* **Exercise requirements**
Update the records below by changing each "pin-icon" to "pushpin-icon" and leaving all other text the same.

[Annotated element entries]
=====
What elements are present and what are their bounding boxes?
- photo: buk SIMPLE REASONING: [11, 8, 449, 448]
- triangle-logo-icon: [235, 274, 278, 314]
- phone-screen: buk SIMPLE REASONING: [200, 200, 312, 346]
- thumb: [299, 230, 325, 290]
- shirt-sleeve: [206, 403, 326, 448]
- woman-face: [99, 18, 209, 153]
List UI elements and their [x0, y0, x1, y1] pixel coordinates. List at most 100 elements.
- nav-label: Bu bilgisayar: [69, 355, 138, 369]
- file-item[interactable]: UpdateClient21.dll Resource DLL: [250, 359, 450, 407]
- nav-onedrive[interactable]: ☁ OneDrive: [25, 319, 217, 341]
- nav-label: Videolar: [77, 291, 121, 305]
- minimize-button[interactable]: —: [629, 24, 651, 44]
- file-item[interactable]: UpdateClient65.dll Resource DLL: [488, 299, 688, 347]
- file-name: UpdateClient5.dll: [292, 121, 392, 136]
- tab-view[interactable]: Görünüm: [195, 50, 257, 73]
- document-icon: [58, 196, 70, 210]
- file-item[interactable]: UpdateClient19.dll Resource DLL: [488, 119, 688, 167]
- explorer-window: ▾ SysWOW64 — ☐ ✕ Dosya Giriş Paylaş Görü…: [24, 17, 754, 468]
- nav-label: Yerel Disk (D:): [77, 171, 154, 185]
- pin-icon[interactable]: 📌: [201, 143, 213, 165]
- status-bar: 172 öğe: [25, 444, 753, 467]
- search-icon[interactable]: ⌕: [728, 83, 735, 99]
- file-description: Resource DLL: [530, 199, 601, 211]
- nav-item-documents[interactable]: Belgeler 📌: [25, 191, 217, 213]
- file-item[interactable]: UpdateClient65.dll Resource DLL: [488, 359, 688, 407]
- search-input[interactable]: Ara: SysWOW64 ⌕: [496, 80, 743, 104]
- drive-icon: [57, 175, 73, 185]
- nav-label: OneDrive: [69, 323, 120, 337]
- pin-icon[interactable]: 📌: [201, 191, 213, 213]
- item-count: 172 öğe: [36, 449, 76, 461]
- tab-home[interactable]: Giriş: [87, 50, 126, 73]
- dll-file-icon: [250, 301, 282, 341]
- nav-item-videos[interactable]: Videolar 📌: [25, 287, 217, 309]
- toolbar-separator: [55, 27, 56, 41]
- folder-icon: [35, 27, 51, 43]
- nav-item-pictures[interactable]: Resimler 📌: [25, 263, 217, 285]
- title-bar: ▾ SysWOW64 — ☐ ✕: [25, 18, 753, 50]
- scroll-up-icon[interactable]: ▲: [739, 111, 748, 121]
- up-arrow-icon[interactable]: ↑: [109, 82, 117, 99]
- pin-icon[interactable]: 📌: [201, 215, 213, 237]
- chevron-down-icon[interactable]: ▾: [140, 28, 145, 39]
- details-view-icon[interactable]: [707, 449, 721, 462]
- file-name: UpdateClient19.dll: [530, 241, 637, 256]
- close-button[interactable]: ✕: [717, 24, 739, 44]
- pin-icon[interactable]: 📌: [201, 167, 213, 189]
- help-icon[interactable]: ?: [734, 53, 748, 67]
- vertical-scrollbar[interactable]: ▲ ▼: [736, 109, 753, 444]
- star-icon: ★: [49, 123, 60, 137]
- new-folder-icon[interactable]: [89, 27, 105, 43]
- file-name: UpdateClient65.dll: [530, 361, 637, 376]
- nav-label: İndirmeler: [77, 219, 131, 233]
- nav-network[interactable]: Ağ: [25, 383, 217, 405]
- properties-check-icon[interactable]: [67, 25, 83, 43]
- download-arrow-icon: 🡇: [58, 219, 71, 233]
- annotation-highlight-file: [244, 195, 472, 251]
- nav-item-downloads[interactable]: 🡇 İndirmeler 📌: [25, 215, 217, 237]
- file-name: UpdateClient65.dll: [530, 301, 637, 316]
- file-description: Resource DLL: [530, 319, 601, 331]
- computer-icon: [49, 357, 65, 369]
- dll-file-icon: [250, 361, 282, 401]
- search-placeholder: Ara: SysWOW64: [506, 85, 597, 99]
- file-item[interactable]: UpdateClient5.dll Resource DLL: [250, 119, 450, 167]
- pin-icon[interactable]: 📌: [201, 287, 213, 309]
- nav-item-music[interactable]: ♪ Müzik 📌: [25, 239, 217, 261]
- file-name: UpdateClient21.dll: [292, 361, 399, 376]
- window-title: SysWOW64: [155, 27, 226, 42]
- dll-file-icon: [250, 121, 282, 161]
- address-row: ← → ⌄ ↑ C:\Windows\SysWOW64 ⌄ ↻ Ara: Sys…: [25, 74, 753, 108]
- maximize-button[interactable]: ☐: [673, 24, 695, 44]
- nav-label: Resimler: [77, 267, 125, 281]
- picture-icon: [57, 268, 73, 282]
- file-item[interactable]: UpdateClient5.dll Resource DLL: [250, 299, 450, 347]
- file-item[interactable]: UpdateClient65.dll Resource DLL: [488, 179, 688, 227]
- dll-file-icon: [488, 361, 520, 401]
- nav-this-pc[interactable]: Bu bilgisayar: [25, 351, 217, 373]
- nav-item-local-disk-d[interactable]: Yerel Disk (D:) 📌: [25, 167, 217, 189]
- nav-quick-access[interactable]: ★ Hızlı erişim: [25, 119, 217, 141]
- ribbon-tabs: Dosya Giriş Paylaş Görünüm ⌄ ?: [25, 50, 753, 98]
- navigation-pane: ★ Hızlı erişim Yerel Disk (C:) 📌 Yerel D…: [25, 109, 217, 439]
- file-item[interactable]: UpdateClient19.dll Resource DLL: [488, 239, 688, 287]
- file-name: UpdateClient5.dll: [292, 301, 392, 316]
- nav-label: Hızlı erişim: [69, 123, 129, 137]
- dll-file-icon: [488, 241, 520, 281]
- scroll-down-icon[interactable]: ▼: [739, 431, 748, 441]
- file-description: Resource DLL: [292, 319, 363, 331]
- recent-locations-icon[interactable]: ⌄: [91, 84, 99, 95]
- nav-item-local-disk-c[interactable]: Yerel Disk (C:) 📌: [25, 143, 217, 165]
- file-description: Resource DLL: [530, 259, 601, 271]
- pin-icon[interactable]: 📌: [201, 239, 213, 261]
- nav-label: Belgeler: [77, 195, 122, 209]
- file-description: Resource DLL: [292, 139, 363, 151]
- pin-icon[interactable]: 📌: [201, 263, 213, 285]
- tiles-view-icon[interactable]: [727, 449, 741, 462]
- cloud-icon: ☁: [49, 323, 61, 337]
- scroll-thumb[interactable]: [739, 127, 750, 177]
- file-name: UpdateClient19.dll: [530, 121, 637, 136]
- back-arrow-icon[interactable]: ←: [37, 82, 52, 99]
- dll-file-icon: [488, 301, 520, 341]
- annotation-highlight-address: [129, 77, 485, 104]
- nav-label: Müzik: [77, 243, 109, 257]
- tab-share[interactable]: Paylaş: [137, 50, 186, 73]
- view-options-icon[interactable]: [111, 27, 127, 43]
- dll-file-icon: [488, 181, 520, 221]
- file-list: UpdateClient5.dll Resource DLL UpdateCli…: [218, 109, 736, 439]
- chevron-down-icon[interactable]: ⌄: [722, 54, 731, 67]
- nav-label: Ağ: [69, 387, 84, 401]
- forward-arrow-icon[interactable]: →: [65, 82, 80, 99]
=====
* **Answer for the task**
What elements are present and what are their bounding boxes?
- photo: buk SIMPLE REASONING: [11, 8, 449, 448]
- triangle-logo-icon: [235, 274, 278, 314]
- phone-screen: buk SIMPLE REASONING: [200, 200, 312, 346]
- thumb: [299, 230, 325, 290]
- shirt-sleeve: [206, 403, 326, 448]
- woman-face: [99, 18, 209, 153]
List UI elements and their [x0, y0, x1, y1] pixel coordinates. List at most 100 elements.
- nav-label: Bu bilgisayar: [69, 355, 138, 369]
- file-item[interactable]: UpdateClient21.dll Resource DLL: [250, 359, 450, 407]
- nav-onedrive[interactable]: ☁ OneDrive: [25, 319, 217, 341]
- nav-label: Videolar: [77, 291, 121, 305]
- minimize-button[interactable]: —: [629, 24, 651, 44]
- file-item[interactable]: UpdateClient65.dll Resource DLL: [488, 299, 688, 347]
- file-name: UpdateClient5.dll: [292, 121, 392, 136]
- tab-view[interactable]: Görünüm: [195, 50, 257, 73]
- document-icon: [58, 196, 70, 210]
- file-item[interactable]: UpdateClient19.dll Resource DLL: [488, 119, 688, 167]
- explorer-window: ▾ SysWOW64 — ☐ ✕ Dosya Giriş Paylaş Görü…: [24, 17, 754, 468]
- nav-label: Yerel Disk (D:): [77, 171, 154, 185]
- pushpin-icon[interactable]: 📌: [201, 143, 213, 165]
- status-bar: 172 öğe: [25, 444, 753, 467]
- search-icon[interactable]: ⌕: [728, 83, 735, 99]
- file-description: Resource DLL: [530, 199, 601, 211]
- nav-item-documents[interactable]: Belgeler 📌: [25, 191, 217, 213]
- file-item[interactable]: UpdateClient65.dll Resource DLL: [488, 359, 688, 407]
- search-input[interactable]: Ara: SysWOW64 ⌕: [496, 80, 743, 104]
- drive-icon: [57, 175, 73, 185]
- nav-label: OneDrive: [69, 323, 120, 337]
- pushpin-icon[interactable]: 📌: [201, 191, 213, 213]
- item-count: 172 öğe: [36, 449, 76, 461]
- tab-home[interactable]: Giriş: [87, 50, 126, 73]
- dll-file-icon: [250, 301, 282, 341]
- nav-item-videos[interactable]: Videolar 📌: [25, 287, 217, 309]
- toolbar-separator: [55, 27, 56, 41]
- folder-icon: [35, 27, 51, 43]
- nav-item-pictures[interactable]: Resimler 📌: [25, 263, 217, 285]
- title-bar: ▾ SysWOW64 — ☐ ✕: [25, 18, 753, 50]
- scroll-up-icon[interactable]: ▲: [739, 111, 748, 121]
- up-arrow-icon[interactable]: ↑: [109, 82, 117, 99]
- pushpin-icon[interactable]: 📌: [201, 215, 213, 237]
- chevron-down-icon[interactable]: ▾: [140, 28, 145, 39]
- details-view-icon[interactable]: [707, 449, 721, 462]
- file-name: UpdateClient19.dll: [530, 241, 637, 256]
- close-button[interactable]: ✕: [717, 24, 739, 44]
- pushpin-icon[interactable]: 📌: [201, 167, 213, 189]
- help-icon[interactable]: ?: [734, 53, 748, 67]
- vertical-scrollbar[interactable]: ▲ ▼: [736, 109, 753, 444]
- star-icon: ★: [49, 123, 60, 137]
- new-folder-icon[interactable]: [89, 27, 105, 43]
- file-name: UpdateClient65.dll: [530, 361, 637, 376]
- nav-label: İndirmeler: [77, 219, 131, 233]
- nav-network[interactable]: Ağ: [25, 383, 217, 405]
- properties-check-icon[interactable]: [67, 25, 83, 43]
- download-arrow-icon: 🡇: [58, 219, 71, 233]
- annotation-highlight-file: [244, 195, 472, 251]
- nav-item-downloads[interactable]: 🡇 İndirmeler 📌: [25, 215, 217, 237]
- file-name: UpdateClient65.dll: [530, 301, 637, 316]
- file-description: Resource DLL: [530, 319, 601, 331]
- computer-icon: [49, 357, 65, 369]
- dll-file-icon: [250, 361, 282, 401]
- search-placeholder: Ara: SysWOW64: [506, 85, 597, 99]
- file-item[interactable]: UpdateClient5.dll Resource DLL: [250, 119, 450, 167]
- pushpin-icon[interactable]: 📌: [201, 287, 213, 309]
- nav-item-music[interactable]: ♪ Müzik 📌: [25, 239, 217, 261]
- file-name: UpdateClient21.dll: [292, 361, 399, 376]
- window-title: SysWOW64: [155, 27, 226, 42]
- dll-file-icon: [250, 121, 282, 161]
- address-row: ← → ⌄ ↑ C:\Windows\SysWOW64 ⌄ ↻ Ara: Sys…: [25, 74, 753, 108]
- maximize-button[interactable]: ☐: [673, 24, 695, 44]
- nav-label: Resimler: [77, 267, 125, 281]
- picture-icon: [57, 268, 73, 282]
- file-item[interactable]: UpdateClient5.dll Resource DLL: [250, 299, 450, 347]
- file-item[interactable]: UpdateClient65.dll Resource DLL: [488, 179, 688, 227]
- dll-file-icon: [488, 361, 520, 401]
- nav-this-pc[interactable]: Bu bilgisayar: [25, 351, 217, 373]
- nav-item-local-disk-d[interactable]: Yerel Disk (D:) 📌: [25, 167, 217, 189]
- nav-quick-access[interactable]: ★ Hızlı erişim: [25, 119, 217, 141]
- ribbon-tabs: Dosya Giriş Paylaş Görünüm ⌄ ?: [25, 50, 753, 98]
- navigation-pane: ★ Hızlı erişim Yerel Disk (C:) 📌 Yerel D…: [25, 109, 217, 439]
- file-item[interactable]: UpdateClient19.dll Resource DLL: [488, 239, 688, 287]
- file-name: UpdateClient5.dll: [292, 301, 392, 316]
- nav-label: Hızlı erişim: [69, 123, 129, 137]
- dll-file-icon: [488, 241, 520, 281]
- scroll-down-icon[interactable]: ▼: [739, 431, 748, 441]
- file-description: Resource DLL: [292, 319, 363, 331]
- recent-locations-icon[interactable]: ⌄: [91, 84, 99, 95]
- nav-item-local-disk-c[interactable]: Yerel Disk (C:) 📌: [25, 143, 217, 165]
- file-description: Resource DLL: [530, 259, 601, 271]
- pushpin-icon[interactable]: 📌: [201, 239, 213, 261]
- nav-label: Belgeler: [77, 195, 122, 209]
- file-description: Resource DLL: [292, 139, 363, 151]
- pushpin-icon[interactable]: 📌: [201, 263, 213, 285]
- tiles-view-icon[interactable]: [727, 449, 741, 462]
- cloud-icon: ☁: [49, 323, 61, 337]
- scroll-thumb[interactable]: [739, 127, 750, 177]
- file-name: UpdateClient19.dll: [530, 121, 637, 136]
- back-arrow-icon[interactable]: ←: [37, 82, 52, 99]
- dll-file-icon: [488, 301, 520, 341]
- annotation-highlight-address: [129, 77, 485, 104]
- nav-label: Müzik: [77, 243, 109, 257]
- tab-share[interactable]: Paylaş: [137, 50, 186, 73]
- view-options-icon[interactable]: [111, 27, 127, 43]
- dll-file-icon: [488, 181, 520, 221]
- file-list: UpdateClient5.dll Resource DLL UpdateCli…: [218, 109, 736, 439]
- chevron-down-icon[interactable]: ⌄: [722, 54, 731, 67]
- nav-label: Ağ: [69, 387, 84, 401]
- forward-arrow-icon[interactable]: →: [65, 82, 80, 99]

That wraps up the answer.